Problem description: Output the lines from the start of the items through the line that contains "cost-summary-panel: Wed, Feb", both included, as a Markdown table with the columns Row and Line. Skip any blank lines.

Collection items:

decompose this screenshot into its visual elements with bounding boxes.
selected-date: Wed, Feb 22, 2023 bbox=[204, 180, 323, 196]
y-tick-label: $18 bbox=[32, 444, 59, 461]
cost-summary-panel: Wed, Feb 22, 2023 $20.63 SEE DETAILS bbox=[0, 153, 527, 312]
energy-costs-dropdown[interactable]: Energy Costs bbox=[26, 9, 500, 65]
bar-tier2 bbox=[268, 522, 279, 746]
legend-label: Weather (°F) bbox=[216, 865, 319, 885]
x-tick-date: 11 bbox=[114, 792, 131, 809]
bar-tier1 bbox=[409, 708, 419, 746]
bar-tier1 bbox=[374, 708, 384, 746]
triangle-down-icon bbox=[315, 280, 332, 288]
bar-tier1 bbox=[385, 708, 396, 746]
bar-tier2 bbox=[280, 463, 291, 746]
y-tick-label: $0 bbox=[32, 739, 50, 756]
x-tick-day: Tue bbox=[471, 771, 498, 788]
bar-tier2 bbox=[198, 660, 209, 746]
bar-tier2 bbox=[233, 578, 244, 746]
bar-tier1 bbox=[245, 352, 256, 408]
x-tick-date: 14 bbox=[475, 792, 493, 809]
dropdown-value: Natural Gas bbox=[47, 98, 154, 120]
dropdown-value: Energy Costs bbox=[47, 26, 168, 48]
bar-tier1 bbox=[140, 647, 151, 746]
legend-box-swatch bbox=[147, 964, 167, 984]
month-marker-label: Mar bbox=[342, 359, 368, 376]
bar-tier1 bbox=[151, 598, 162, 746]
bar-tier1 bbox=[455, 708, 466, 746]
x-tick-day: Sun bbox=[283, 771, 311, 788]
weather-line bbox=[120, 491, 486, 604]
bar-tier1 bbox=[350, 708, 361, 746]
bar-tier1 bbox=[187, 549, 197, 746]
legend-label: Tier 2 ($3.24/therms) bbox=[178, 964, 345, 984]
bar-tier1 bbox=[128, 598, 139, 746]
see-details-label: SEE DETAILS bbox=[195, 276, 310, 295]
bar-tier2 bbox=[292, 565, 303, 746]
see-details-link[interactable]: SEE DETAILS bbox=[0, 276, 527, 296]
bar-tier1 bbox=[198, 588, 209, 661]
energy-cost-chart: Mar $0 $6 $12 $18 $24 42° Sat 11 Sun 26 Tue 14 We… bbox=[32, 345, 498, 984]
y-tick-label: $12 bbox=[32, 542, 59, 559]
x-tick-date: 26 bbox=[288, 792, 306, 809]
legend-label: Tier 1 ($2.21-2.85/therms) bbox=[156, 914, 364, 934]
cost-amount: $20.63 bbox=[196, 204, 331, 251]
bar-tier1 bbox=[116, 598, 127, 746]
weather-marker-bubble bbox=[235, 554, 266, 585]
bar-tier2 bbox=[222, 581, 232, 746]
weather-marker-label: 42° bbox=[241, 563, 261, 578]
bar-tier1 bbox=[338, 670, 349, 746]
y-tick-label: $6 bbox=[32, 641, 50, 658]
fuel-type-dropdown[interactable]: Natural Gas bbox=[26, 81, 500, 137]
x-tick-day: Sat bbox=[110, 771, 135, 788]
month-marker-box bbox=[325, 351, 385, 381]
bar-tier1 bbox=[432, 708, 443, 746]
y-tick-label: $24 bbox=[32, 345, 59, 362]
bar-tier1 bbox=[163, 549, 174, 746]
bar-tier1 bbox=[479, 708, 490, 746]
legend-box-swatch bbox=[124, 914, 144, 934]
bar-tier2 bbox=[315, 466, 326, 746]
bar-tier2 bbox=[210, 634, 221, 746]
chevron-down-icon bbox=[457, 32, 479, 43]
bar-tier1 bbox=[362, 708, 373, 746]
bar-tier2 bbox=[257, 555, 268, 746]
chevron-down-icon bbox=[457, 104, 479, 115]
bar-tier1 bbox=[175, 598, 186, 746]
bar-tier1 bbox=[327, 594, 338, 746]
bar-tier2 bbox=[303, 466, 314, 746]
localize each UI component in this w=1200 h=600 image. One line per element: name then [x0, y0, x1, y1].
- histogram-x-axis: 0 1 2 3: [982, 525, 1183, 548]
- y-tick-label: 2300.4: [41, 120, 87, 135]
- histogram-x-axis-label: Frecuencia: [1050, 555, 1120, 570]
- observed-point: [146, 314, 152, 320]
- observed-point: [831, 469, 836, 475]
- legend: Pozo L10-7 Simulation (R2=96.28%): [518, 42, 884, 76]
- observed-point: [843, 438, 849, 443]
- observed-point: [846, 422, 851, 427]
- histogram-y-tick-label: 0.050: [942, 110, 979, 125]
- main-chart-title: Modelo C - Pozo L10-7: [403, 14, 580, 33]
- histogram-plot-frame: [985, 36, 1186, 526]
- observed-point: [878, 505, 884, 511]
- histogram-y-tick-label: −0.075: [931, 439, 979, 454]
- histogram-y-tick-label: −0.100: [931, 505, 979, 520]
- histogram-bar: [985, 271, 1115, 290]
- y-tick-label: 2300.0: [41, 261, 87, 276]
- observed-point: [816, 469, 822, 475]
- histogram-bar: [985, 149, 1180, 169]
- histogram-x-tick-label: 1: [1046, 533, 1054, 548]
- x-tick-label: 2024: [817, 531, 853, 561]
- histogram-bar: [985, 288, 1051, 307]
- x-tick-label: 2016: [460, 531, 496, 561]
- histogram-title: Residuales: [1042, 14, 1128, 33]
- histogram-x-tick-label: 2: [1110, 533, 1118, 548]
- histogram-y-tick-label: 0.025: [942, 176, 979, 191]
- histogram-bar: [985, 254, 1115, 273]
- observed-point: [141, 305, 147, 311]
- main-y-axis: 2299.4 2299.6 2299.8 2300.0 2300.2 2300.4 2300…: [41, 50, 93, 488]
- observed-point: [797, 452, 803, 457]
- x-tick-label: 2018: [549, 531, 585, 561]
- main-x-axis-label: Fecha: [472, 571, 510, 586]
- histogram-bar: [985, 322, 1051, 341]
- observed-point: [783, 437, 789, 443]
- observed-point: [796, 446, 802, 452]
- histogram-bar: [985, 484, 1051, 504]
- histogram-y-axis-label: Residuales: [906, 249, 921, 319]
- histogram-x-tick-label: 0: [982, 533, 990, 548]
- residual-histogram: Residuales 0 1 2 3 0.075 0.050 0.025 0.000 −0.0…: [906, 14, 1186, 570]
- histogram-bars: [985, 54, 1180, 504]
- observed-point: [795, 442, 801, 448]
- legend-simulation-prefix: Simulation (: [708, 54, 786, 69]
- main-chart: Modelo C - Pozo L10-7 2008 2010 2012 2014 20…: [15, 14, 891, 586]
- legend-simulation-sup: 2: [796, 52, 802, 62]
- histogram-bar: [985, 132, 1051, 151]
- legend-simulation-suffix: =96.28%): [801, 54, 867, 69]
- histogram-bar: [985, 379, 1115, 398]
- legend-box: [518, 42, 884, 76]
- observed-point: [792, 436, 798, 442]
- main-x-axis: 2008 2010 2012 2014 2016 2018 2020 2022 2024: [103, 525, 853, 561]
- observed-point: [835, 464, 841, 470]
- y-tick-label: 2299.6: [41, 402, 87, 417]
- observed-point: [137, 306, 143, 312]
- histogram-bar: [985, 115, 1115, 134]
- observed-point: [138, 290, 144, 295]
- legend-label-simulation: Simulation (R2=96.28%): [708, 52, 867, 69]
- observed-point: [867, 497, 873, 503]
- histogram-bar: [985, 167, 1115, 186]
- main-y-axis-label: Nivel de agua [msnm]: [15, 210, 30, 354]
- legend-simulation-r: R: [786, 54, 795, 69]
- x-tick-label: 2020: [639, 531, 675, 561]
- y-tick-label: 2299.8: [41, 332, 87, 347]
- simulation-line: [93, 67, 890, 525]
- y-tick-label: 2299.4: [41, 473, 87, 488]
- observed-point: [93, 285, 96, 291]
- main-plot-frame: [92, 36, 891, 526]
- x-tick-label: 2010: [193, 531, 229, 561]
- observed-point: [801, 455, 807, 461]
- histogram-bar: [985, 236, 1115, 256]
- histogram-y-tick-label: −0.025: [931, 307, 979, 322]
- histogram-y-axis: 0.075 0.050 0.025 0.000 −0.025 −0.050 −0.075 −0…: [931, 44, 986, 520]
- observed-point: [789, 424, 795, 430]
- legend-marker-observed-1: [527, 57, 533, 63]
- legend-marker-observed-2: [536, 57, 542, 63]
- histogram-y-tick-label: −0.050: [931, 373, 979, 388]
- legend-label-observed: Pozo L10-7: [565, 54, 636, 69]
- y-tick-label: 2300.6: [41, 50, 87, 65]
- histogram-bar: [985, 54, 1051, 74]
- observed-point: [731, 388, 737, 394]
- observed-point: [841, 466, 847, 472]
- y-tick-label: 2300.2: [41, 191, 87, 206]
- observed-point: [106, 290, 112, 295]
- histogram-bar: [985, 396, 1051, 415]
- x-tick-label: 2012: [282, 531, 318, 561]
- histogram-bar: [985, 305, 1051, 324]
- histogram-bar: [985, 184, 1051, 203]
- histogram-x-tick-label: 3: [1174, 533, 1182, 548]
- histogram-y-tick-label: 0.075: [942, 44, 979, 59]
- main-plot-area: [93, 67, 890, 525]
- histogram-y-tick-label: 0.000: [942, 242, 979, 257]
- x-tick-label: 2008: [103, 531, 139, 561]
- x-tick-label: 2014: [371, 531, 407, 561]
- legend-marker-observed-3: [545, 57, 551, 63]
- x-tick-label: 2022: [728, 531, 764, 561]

Worked answer:
| Row | Line |
|---|---|
| 1 | decompose this screenshot into its visual elements with bounding boxes. |
| 2 | selected-date: Wed, Feb 22, 2023 bbox=[204, 180, 323, 196] |
| 3 | y-tick-label: $18 bbox=[32, 444, 59, 461] |
| 4 | cost-summary-panel: Wed, Feb 22, 2023 $20.63 SEE DETAILS bbox=[0, 153, 527, 312] |